- _INPUT RECORDS_:
....

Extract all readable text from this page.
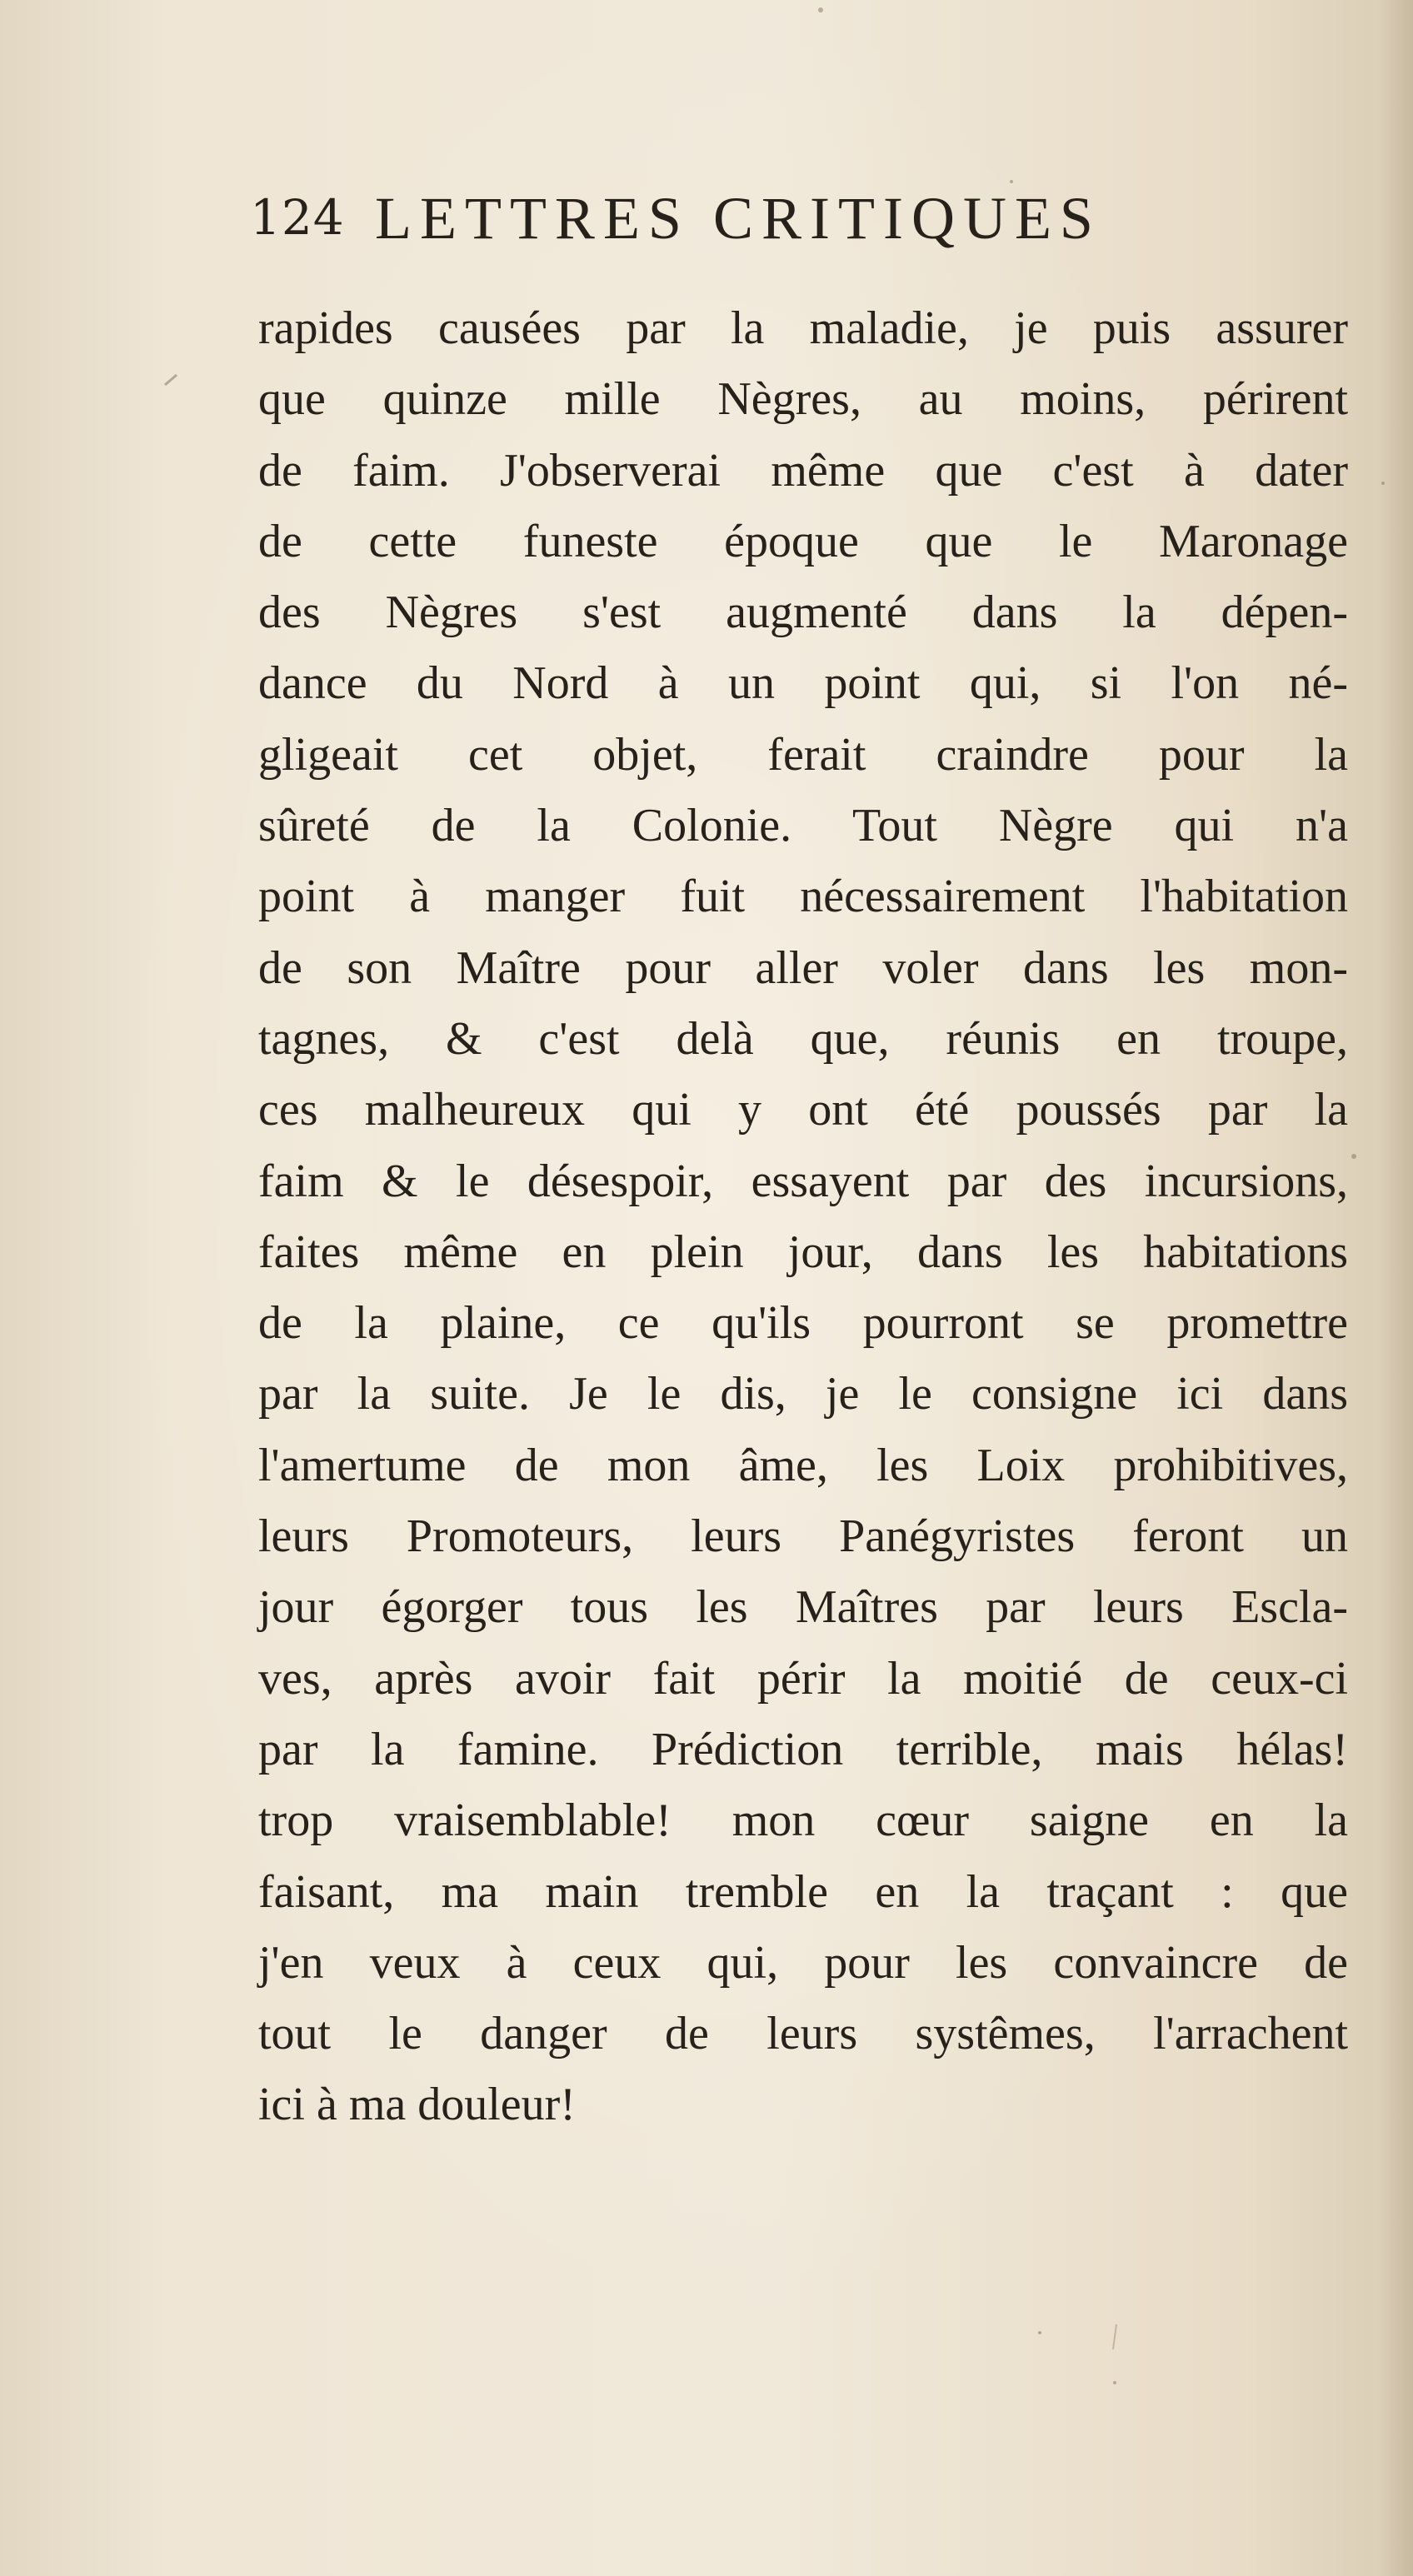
124 LETTRES CRITIQUES
rapides causées par la maladie, je puis assurer
que quinze mille Nègres, au moins, périrent
de faim. J'observerai même que c'est à dater
de cette funeste époque que le Maronage
des Nègres s'est augmenté dans la dépen-
dance du Nord à un point qui, si l'on né-
gligeait cet objet, ferait craindre pour la
sûreté de la Colonie. Tout Nègre qui n'a
point à manger fuit nécessairement l'habitation
de son Maître pour aller voler dans les mon-
tagnes, & c'est delà que, réunis en troupe,
ces malheureux qui y ont été poussés par la
faim & le désespoir, essayent par des incursions,
faites même en plein jour, dans les habitations
de la plaine, ce qu'ils pourront se promettre
par la suite. Je le dis, je le consigne ici dans
l'amertume de mon âme, les Loix prohibitives,
leurs Promoteurs, leurs Panégyristes feront un
jour égorger tous les Maîtres par leurs Escla-
ves, après avoir fait périr la moitié de ceux-ci
par la famine. Prédiction terrible, mais hélas!
trop vraisemblable! mon cœur saigne en la
faisant, ma main tremble en la traçant : que
j'en veux à ceux qui, pour les convaincre de
tout le danger de leurs systêmes, l'arrachent
ici à ma douleur!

....

- _AIM OF THE TASK_:
Without the images, write out each line of the data verbatim.

- _RESPONSE FOR THIS EXERCISE_:
Extract all readable text from this page.
124 LETTRES CRITIQUES
rapides causées par la maladie, je puis assurer
que quinze mille Nègres, au moins, périrent
de faim. J'observerai même que c'est à dater
de cette funeste époque que le Maronage
des Nègres s'est augmenté dans la dépen-
dance du Nord à un point qui, si l'on né-
gligeait cet objet, ferait craindre pour la
sûreté de la Colonie. Tout Nègre qui n'a
point à manger fuit nécessairement l'habitation
de son Maître pour aller voler dans les mon-
tagnes, & c'est delà que, réunis en troupe,
ces malheureux qui y ont été poussés par la
faim & le désespoir, essayent par des incursions,
faites même en plein jour, dans les habitations
de la plaine, ce qu'ils pourront se promettre
par la suite. Je le dis, je le consigne ici dans
l'amertume de mon âme, les Loix prohibitives,
leurs Promoteurs, leurs Panégyristes feront un
jour égorger tous les Maîtres par leurs Escla-
ves, après avoir fait périr la moitié de ceux-ci
par la famine. Prédiction terrible, mais hélas!
trop vraisemblable! mon cœur saigne en la
faisant, ma main tremble en la traçant : que
j'en veux à ceux qui, pour les convaincre de
tout le danger de leurs systêmes, l'arrachent
ici à ma douleur!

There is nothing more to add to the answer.